**WRITTEN REQUEST**
Copy all the material below, exactly as it stands.

**RAW DATA**
===

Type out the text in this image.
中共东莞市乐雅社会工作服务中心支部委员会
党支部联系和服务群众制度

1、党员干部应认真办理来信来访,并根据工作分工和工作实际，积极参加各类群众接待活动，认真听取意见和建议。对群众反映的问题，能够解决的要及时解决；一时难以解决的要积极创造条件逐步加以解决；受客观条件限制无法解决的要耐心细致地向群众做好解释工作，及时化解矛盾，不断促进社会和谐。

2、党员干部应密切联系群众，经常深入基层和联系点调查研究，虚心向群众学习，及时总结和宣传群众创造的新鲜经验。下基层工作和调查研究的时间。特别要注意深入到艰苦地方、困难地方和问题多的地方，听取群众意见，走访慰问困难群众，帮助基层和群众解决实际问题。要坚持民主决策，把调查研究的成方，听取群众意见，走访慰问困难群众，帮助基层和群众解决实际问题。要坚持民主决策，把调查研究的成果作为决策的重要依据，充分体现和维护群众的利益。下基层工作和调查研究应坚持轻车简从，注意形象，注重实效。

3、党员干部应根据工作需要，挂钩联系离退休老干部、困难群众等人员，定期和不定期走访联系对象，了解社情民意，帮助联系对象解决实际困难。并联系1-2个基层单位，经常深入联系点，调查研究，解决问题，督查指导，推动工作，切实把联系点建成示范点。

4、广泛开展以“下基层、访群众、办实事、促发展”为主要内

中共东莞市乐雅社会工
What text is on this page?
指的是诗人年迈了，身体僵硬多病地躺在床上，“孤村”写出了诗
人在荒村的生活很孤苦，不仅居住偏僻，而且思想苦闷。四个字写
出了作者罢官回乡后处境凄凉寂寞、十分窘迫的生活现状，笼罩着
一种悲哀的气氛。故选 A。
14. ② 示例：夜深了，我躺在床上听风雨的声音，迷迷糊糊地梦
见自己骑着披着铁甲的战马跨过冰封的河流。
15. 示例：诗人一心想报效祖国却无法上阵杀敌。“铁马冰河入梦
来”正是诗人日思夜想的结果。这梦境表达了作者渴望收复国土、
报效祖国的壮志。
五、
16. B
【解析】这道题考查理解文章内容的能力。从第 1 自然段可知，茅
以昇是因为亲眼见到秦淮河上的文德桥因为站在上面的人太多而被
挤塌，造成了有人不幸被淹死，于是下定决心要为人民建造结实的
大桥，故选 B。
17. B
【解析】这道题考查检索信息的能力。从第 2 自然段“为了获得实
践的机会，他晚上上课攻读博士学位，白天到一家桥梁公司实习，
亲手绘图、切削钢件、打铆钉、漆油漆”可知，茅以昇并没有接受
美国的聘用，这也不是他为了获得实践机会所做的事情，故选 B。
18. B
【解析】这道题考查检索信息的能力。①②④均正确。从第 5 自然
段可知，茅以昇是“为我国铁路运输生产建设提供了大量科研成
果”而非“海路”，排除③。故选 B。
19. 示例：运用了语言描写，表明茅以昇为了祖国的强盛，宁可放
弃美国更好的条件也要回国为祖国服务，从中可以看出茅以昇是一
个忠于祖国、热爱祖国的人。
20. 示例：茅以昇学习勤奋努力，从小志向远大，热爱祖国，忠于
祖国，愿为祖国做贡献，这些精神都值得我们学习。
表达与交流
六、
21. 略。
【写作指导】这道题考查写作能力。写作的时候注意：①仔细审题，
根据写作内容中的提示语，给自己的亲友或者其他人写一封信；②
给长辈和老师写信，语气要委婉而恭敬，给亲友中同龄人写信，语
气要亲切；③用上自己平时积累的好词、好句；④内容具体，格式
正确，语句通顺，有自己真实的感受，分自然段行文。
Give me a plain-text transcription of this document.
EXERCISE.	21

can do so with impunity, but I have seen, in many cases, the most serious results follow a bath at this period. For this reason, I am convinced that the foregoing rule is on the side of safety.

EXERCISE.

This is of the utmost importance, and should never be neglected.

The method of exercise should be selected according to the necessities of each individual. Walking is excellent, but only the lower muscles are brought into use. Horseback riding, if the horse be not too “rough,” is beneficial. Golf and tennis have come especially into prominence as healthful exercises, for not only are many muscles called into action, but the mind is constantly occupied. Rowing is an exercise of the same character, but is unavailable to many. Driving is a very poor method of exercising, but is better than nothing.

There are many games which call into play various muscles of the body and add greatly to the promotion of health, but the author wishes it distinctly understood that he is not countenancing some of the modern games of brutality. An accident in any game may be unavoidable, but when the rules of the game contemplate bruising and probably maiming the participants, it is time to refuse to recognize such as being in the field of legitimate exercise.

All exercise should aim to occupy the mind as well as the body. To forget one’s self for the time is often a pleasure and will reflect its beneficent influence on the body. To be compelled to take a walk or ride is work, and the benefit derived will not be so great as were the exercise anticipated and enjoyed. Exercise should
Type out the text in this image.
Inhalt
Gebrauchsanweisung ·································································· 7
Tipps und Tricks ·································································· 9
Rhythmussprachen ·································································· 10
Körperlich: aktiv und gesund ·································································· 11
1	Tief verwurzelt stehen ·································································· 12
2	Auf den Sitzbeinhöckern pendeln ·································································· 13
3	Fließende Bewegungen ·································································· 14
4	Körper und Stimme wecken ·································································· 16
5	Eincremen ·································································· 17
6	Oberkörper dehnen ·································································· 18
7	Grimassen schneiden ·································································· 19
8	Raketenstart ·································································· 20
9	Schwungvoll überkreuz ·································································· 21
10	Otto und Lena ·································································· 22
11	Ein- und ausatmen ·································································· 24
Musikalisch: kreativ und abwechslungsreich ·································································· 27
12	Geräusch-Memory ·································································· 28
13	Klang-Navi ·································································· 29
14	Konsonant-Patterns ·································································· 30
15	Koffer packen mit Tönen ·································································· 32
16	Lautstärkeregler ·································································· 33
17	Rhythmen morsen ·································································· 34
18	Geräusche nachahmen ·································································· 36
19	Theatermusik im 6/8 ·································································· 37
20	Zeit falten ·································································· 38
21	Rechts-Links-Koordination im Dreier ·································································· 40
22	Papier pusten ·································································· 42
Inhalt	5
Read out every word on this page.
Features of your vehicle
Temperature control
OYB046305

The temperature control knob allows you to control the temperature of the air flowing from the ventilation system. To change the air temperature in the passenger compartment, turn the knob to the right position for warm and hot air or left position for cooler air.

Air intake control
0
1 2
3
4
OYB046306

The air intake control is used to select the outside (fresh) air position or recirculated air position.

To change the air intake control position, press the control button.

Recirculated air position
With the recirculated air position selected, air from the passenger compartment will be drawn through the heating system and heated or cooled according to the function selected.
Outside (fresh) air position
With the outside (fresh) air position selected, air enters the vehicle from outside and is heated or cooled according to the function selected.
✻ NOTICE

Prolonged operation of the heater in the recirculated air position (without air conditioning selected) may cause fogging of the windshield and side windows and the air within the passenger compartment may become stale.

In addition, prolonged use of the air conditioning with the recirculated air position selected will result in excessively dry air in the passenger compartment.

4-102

===

**RESULT OF THIS TASK**
Type out the text in this image.
中共东莞市乐雅社会工作服务中心支部委员会
党支部联系和服务群众制度

1、党员干部应认真办理来信来访,并根据工作分工和工作实际，积极参加各类群众接待活动，认真听取意见和建议。对群众反映的问题，能够解决的要及时解决；一时难以解决的要积极创造条件逐步加以解决；受客观条件限制无法解决的要耐心细致地向群众做好解释工作，及时化解矛盾，不断促进社会和谐。

2、党员干部应密切联系群众，经常深入基层和联系点调查研究，虚心向群众学习，及时总结和宣传群众创造的新鲜经验。下基层工作和调查研究的时间。特别要注意深入到艰苦地方、困难地方和问题多的地方，听取群众意见，走访慰问困难群众，帮助基层和群众解决实际问题。要坚持民主决策，把调查研究的成方，听取群众意见，走访慰问困难群众，帮助基层和群众解决实际问题。要坚持民主决策，把调查研究的成果作为决策的重要依据，充分体现和维护群众的利益。下基层工作和调查研究应坚持轻车简从，注意形象，注重实效。

3、党员干部应根据工作需要，挂钩联系离退休老干部、困难群众等人员，定期和不定期走访联系对象，了解社情民意，帮助联系对象解决实际困难。并联系1-2个基层单位，经常深入联系点，调查研究，解决问题，督查指导，推动工作，切实把联系点建成示范点。

4、广泛开展以“下基层、访群众、办实事、促发展”为主要内

中共东莞市乐雅社会工
What text is on this page?
指的是诗人年迈了，身体僵硬多病地躺在床上，“孤村”写出了诗
人在荒村的生活很孤苦，不仅居住偏僻，而且思想苦闷。四个字写
出了作者罢官回乡后处境凄凉寂寞、十分窘迫的生活现状，笼罩着
一种悲哀的气氛。故选 A。
14. ② 示例：夜深了，我躺在床上听风雨的声音，迷迷糊糊地梦
见自己骑着披着铁甲的战马跨过冰封的河流。
15. 示例：诗人一心想报效祖国却无法上阵杀敌。“铁马冰河入梦
来”正是诗人日思夜想的结果。这梦境表达了作者渴望收复国土、
报效祖国的壮志。
五、
16. B
【解析】这道题考查理解文章内容的能力。从第 1 自然段可知，茅
以昇是因为亲眼见到秦淮河上的文德桥因为站在上面的人太多而被
挤塌，造成了有人不幸被淹死，于是下定决心要为人民建造结实的
大桥，故选 B。
17. B
【解析】这道题考查检索信息的能力。从第 2 自然段“为了获得实
践的机会，他晚上上课攻读博士学位，白天到一家桥梁公司实习，
亲手绘图、切削钢件、打铆钉、漆油漆”可知，茅以昇并没有接受
美国的聘用，这也不是他为了获得实践机会所做的事情，故选 B。
18. B
【解析】这道题考查检索信息的能力。①②④均正确。从第 5 自然
段可知，茅以昇是“为我国铁路运输生产建设提供了大量科研成
果”而非“海路”，排除③。故选 B。
19. 示例：运用了语言描写，表明茅以昇为了祖国的强盛，宁可放
弃美国更好的条件也要回国为祖国服务，从中可以看出茅以昇是一
个忠于祖国、热爱祖国的人。
20. 示例：茅以昇学习勤奋努力，从小志向远大，热爱祖国，忠于
祖国，愿为祖国做贡献，这些精神都值得我们学习。
表达与交流
六、
21. 略。
【写作指导】这道题考查写作能力。写作的时候注意：①仔细审题，
根据写作内容中的提示语，给自己的亲友或者其他人写一封信；②
给长辈和老师写信，语气要委婉而恭敬，给亲友中同龄人写信，语
气要亲切；③用上自己平时积累的好词、好句；④内容具体，格式
正确，语句通顺，有自己真实的感受，分自然段行文。
Give me a plain-text transcription of this document.
EXERCISE.	21

can do so with impunity, but I have seen, in many cases, the most serious results follow a bath at this period. For this reason, I am convinced that the foregoing rule is on the side of safety.

EXERCISE.

This is of the utmost importance, and should never be neglected.

The method of exercise should be selected according to the necessities of each individual. Walking is excellent, but only the lower muscles are brought into use. Horseback riding, if the horse be not too “rough,” is beneficial. Golf and tennis have come especially into prominence as healthful exercises, for not only are many muscles called into action, but the mind is constantly occupied. Rowing is an exercise of the same character, but is unavailable to many. Driving is a very poor method of exercising, but is better than nothing.

There are many games which call into play various muscles of the body and add greatly to the promotion of health, but the author wishes it distinctly understood that he is not countenancing some of the modern games of brutality. An accident in any game may be unavoidable, but when the rules of the game contemplate bruising and probably maiming the participants, it is time to refuse to recognize such as being in the field of legitimate exercise.

All exercise should aim to occupy the mind as well as the body. To forget one’s self for the time is often a pleasure and will reflect its beneficent influence on the body. To be compelled to take a walk or ride is work, and the benefit derived will not be so great as were the exercise anticipated and enjoyed. Exercise should
Type out the text in this image.
Inhalt
Gebrauchsanweisung ·································································· 7
Tipps und Tricks ·································································· 9
Rhythmussprachen ·································································· 10
Körperlich: aktiv und gesund ·································································· 11
1	Tief verwurzelt stehen ·································································· 12
2	Auf den Sitzbeinhöckern pendeln ·································································· 13
3	Fließende Bewegungen ·································································· 14
4	Körper und Stimme wecken ·································································· 16
5	Eincremen ·································································· 17
6	Oberkörper dehnen ·································································· 18
7	Grimassen schneiden ·································································· 19
8	Raketenstart ·································································· 20
9	Schwungvoll überkreuz ·································································· 21
10	Otto und Lena ·································································· 22
11	Ein- und ausatmen ·································································· 24
Musikalisch: kreativ und abwechslungsreich ·································································· 27
12	Geräusch-Memory ·································································· 28
13	Klang-Navi ·································································· 29
14	Konsonant-Patterns ·································································· 30
15	Koffer packen mit Tönen ·································································· 32
16	Lautstärkeregler ·································································· 33
17	Rhythmen morsen ·································································· 34
18	Geräusche nachahmen ·································································· 36
19	Theatermusik im 6/8 ·································································· 37
20	Zeit falten ·································································· 38
21	Rechts-Links-Koordination im Dreier ·································································· 40
22	Papier pusten ·································································· 42
Inhalt	5
Read out every word on this page.
Features of your vehicle
Temperature control
OYB046305

The temperature control knob allows you to control the temperature of the air flowing from the ventilation system. To change the air temperature in the passenger compartment, turn the knob to the right position for warm and hot air or left position for cooler air.

Air intake control
0
1 2
3
4
OYB046306

The air intake control is used to select the outside (fresh) air position or recirculated air position.

To change the air intake control position, press the control button.

Recirculated air position
With the recirculated air position selected, air from the passenger compartment will be drawn through the heating system and heated or cooled according to the function selected.
Outside (fresh) air position
With the outside (fresh) air position selected, air enters the vehicle from outside and is heated or cooled according to the function selected.
✻ NOTICE

Prolonged operation of the heater in the recirculated air position (without air conditioning selected) may cause fogging of the windshield and side windows and the air within the passenger compartment may become stale.

In addition, prolonged use of the air conditioning with the recirculated air position selected will result in excessively dry air in the passenger compartment.

4-102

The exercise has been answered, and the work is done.